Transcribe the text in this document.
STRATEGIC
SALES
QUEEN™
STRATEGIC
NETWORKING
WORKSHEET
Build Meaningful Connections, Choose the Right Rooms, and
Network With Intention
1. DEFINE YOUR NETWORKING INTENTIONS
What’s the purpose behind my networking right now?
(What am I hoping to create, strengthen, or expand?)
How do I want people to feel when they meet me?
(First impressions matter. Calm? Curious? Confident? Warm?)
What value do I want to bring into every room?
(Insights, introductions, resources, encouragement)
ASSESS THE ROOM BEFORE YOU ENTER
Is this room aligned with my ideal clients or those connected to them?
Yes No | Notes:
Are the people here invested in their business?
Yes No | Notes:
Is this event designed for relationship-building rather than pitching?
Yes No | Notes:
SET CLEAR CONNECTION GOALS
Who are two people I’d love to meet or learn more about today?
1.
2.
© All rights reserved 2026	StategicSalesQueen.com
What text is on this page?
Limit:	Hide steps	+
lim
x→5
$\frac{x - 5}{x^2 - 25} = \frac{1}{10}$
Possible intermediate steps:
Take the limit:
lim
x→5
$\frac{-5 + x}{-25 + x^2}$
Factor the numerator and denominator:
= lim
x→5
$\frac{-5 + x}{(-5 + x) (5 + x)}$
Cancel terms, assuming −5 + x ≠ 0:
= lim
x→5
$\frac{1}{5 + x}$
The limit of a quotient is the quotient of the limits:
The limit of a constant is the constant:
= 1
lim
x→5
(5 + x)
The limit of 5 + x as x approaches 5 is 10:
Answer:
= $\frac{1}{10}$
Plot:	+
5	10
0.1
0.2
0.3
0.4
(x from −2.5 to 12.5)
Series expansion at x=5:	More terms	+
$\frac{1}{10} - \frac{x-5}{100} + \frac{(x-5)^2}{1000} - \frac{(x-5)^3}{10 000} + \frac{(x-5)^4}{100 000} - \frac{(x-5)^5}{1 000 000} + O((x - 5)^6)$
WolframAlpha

━━━━

▸ **EXERCISE DIRECTIONS**: Return all lines with the word "this" in them.

▸ **OUTPUT OF THE EXERCISE**:
Transcribe the text in this document.
Is this room aligned with my ideal clients or those connected to them?
Is this event designed for relationship-building rather than pitching?
What text is on this page?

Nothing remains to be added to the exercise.